OBJECTIVE ▸ Take the material below and write it all out again exactly.

(A block of data)
((

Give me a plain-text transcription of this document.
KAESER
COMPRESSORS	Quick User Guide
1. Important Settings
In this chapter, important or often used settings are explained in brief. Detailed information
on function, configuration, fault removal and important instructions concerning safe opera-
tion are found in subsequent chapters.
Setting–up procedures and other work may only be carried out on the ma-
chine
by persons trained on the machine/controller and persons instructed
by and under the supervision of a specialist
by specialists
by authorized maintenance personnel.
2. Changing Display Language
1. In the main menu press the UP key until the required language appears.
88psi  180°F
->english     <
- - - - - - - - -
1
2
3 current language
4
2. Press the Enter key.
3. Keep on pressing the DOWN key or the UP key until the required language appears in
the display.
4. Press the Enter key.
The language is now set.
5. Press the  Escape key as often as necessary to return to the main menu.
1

))

RESULT OF THE TASK ▸
Give me a plain-text transcription of this document.
KAESER
COMPRESSORS	Quick User Guide
1. Important Settings
In this chapter, important or often used settings are explained in brief. Detailed information
on function, configuration, fault removal and important instructions concerning safe opera-
tion are found in subsequent chapters.
Setting–up procedures and other work may only be carried out on the ma-
chine
by persons trained on the machine/controller and persons instructed
by and under the supervision of a specialist
by specialists
by authorized maintenance personnel.
2. Changing Display Language
1. In the main menu press the UP key until the required language appears.
88psi  180°F
->english     <
- - - - - - - - -
1
2
3 current language
4
2. Press the Enter key.
3. Keep on pressing the DOWN key or the UP key until the required language appears in
the display.
4. Press the Enter key.
The language is now set.
5. Press the  Escape key as often as necessary to return to the main menu.
1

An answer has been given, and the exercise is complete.